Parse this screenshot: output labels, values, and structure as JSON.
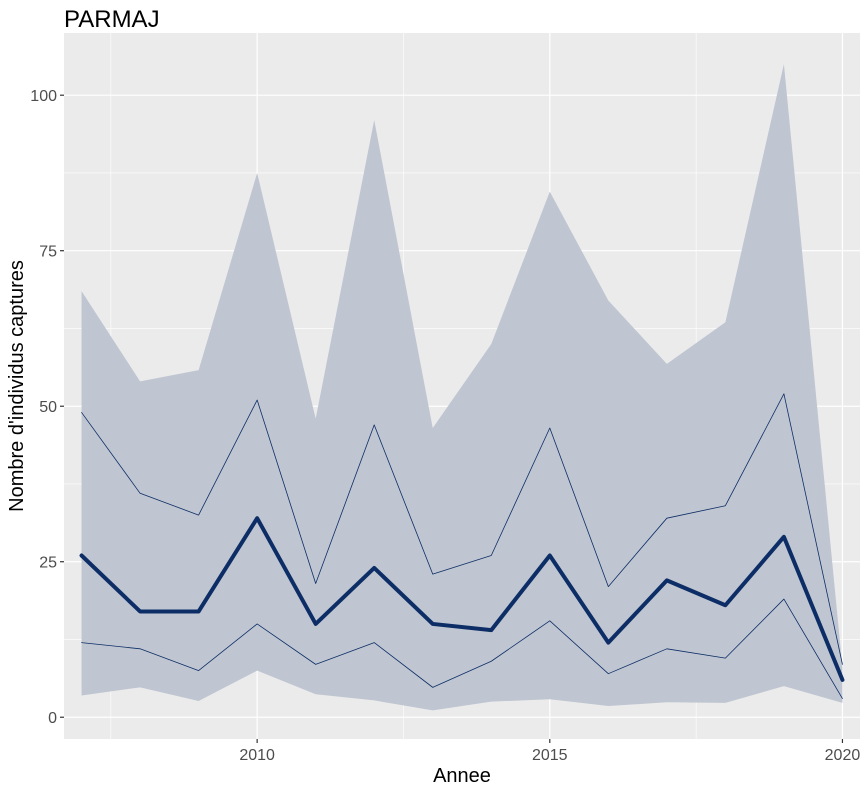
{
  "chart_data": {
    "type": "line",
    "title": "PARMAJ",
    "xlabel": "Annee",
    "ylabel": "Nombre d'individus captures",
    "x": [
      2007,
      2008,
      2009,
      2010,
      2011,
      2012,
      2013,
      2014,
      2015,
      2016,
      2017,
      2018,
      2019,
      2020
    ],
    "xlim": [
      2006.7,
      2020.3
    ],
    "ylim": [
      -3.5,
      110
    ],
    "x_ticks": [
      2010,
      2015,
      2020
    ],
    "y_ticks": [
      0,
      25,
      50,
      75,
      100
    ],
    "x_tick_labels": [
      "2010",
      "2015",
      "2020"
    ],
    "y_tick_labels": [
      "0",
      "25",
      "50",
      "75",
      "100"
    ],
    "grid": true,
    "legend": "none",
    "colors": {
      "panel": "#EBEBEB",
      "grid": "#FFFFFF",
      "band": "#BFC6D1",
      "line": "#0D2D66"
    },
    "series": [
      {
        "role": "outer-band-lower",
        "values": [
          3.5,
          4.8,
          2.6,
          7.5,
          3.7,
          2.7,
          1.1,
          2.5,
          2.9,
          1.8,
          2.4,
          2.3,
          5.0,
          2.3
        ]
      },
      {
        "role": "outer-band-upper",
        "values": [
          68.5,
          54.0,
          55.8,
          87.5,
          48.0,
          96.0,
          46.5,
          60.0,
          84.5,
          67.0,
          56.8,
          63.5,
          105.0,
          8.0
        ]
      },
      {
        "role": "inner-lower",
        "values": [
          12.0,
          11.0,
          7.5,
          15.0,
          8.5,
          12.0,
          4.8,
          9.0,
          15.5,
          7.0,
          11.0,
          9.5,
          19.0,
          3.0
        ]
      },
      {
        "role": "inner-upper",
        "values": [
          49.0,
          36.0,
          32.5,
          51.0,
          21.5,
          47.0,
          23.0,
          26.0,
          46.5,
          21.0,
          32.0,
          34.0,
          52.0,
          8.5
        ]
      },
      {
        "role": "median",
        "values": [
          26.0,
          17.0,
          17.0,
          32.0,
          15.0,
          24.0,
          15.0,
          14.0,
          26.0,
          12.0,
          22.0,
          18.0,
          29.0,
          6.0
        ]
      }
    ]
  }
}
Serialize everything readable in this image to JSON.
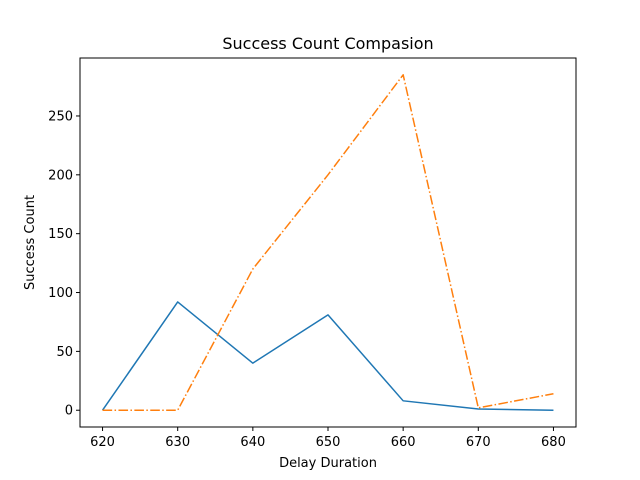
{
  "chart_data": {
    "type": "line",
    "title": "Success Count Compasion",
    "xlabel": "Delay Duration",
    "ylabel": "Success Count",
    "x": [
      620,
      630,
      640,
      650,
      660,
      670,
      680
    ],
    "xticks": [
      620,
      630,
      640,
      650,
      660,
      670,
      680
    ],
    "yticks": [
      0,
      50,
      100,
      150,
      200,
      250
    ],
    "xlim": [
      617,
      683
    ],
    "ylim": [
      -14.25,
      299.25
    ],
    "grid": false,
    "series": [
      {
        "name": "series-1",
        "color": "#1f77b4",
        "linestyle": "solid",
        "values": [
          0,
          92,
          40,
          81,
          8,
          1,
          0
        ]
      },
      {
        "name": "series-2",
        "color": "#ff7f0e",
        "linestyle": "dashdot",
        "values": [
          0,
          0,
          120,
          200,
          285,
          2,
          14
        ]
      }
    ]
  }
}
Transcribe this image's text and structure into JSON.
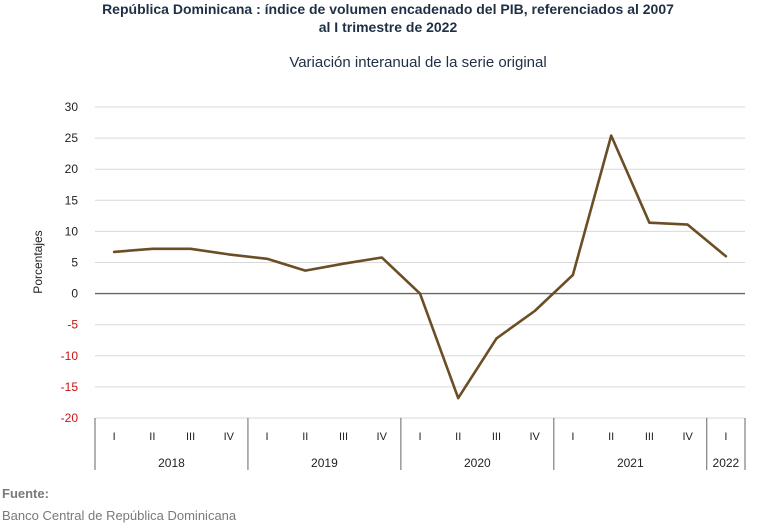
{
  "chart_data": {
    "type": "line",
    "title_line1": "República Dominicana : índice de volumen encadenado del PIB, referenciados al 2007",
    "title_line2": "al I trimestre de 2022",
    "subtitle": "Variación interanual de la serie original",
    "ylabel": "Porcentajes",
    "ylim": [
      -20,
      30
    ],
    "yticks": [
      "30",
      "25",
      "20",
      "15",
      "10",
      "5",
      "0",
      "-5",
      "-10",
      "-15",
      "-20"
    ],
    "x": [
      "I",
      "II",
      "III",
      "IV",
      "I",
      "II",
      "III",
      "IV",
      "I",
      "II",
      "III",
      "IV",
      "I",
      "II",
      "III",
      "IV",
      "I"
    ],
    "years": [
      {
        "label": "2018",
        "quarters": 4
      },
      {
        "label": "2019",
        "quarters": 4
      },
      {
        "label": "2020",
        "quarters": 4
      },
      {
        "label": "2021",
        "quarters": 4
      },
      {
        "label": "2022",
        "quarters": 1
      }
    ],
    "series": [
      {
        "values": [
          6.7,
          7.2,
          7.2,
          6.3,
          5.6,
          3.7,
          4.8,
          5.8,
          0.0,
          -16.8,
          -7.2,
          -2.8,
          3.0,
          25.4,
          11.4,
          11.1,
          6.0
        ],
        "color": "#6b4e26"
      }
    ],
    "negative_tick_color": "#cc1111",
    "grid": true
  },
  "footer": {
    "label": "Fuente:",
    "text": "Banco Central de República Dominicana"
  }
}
• • • • •
GIVEN REQUEST: All records must be output exactly as they are, except for the pictures, which are left out.

ANSWER TO THE EXERCISE:
Parse this screenshot: output labels, values, and structure as JSON.
{
  "chart_data": {
    "type": "line",
    "title": "PARMAJ",
    "xlabel": "Annee",
    "ylabel": "Nombre d'individus captures",
    "x": [
      2007,
      2008,
      2009,
      2010,
      2011,
      2012,
      2013,
      2014,
      2015,
      2016,
      2017,
      2018,
      2019,
      2020
    ],
    "xlim": [
      2006.7,
      2020.3
    ],
    "ylim": [
      -3.5,
      110
    ],
    "x_ticks": [
      2010,
      2015,
      2020
    ],
    "y_ticks": [
      0,
      25,
      50,
      75,
      100
    ],
    "x_tick_labels": [
      "2010",
      "2015",
      "2020"
    ],
    "y_tick_labels": [
      "0",
      "25",
      "50",
      "75",
      "100"
    ],
    "grid": true,
    "legend": "none",
    "colors": {
      "panel": "#EBEBEB",
      "grid": "#FFFFFF",
      "band": "#BFC6D1",
      "line": "#0D2D66"
    },
    "series": [
      {
        "role": "outer-band-lower",
        "values": [
          3.5,
          4.8,
          2.6,
          7.5,
          3.7,
          2.7,
          1.1,
          2.5,
          2.9,
          1.8,
          2.4,
          2.3,
          5.0,
          2.3
        ]
      },
      {
        "role": "outer-band-upper",
        "values": [
          68.5,
          54.0,
          55.8,
          87.5,
          48.0,
          96.0,
          46.5,
          60.0,
          84.5,
          67.0,
          56.8,
          63.5,
          105.0,
          8.0
        ]
      },
      {
        "role": "inner-lower",
        "values": [
          12.0,
          11.0,
          7.5,
          15.0,
          8.5,
          12.0,
          4.8,
          9.0,
          15.5,
          7.0,
          11.0,
          9.5,
          19.0,
          3.0
        ]
      },
      {
        "role": "inner-upper",
        "values": [
          49.0,
          36.0,
          32.5,
          51.0,
          21.5,
          47.0,
          23.0,
          26.0,
          46.5,
          21.0,
          32.0,
          34.0,
          52.0,
          8.5
        ]
      },
      {
        "role": "median",
        "values": [
          26.0,
          17.0,
          17.0,
          32.0,
          15.0,
          24.0,
          15.0,
          14.0,
          26.0,
          12.0,
          22.0,
          18.0,
          29.0,
          6.0
        ]
      }
    ]
  }
}
Serialize everything readable in this image to JSON.
{
  "chart_data": {
    "type": "line",
    "title": "Success Count Compasion",
    "xlabel": "Delay Duration",
    "ylabel": "Success Count",
    "x": [
      620,
      630,
      640,
      650,
      660,
      670,
      680
    ],
    "xticks": [
      620,
      630,
      640,
      650,
      660,
      670,
      680
    ],
    "yticks": [
      0,
      50,
      100,
      150,
      200,
      250
    ],
    "xlim": [
      617,
      683
    ],
    "ylim": [
      -14.25,
      299.25
    ],
    "grid": false,
    "series": [
      {
        "name": "series-1",
        "color": "#1f77b4",
        "linestyle": "solid",
        "values": [
          0,
          92,
          40,
          81,
          8,
          1,
          0
        ]
      },
      {
        "name": "series-2",
        "color": "#ff7f0e",
        "linestyle": "dashdot",
        "values": [
          0,
          0,
          120,
          200,
          285,
          2,
          14
        ]
      }
    ]
  }
}
Transcribe this image's text and structure into JSON.
{
  "chart_data": {
    "type": "line",
    "title_line1": "República Dominicana : índice de volumen encadenado del PIB, referenciados al 2007",
    "title_line2": "al I trimestre de 2022",
    "subtitle": "Variación interanual de la serie original",
    "ylabel": "Porcentajes",
    "ylim": [
      -20,
      30
    ],
    "yticks": [
      "30",
      "25",
      "20",
      "15",
      "10",
      "5",
      "0",
      "-5",
      "-10",
      "-15",
      "-20"
    ],
    "x": [
      "I",
      "II",
      "III",
      "IV",
      "I",
      "II",
      "III",
      "IV",
      "I",
      "II",
      "III",
      "IV",
      "I",
      "II",
      "III",
      "IV",
      "I"
    ],
    "years": [
      {
        "label": "2018",
        "quarters": 4
      },
      {
        "label": "2019",
        "quarters": 4
      },
      {
        "label": "2020",
        "quarters": 4
      },
      {
        "label": "2021",
        "quarters": 4
      },
      {
        "label": "2022",
        "quarters": 1
      }
    ],
    "series": [
      {
        "values": [
          6.7,
          7.2,
          7.2,
          6.3,
          5.6,
          3.7,
          4.8,
          5.8,
          0.0,
          -16.8,
          -7.2,
          -2.8,
          3.0,
          25.4,
          11.4,
          11.1,
          6.0
        ],
        "color": "#6b4e26"
      }
    ],
    "negative_tick_color": "#cc1111",
    "grid": true
  },
  "footer": {
    "label": "Fuente:",
    "text": "Banco Central de República Dominicana"
  }
}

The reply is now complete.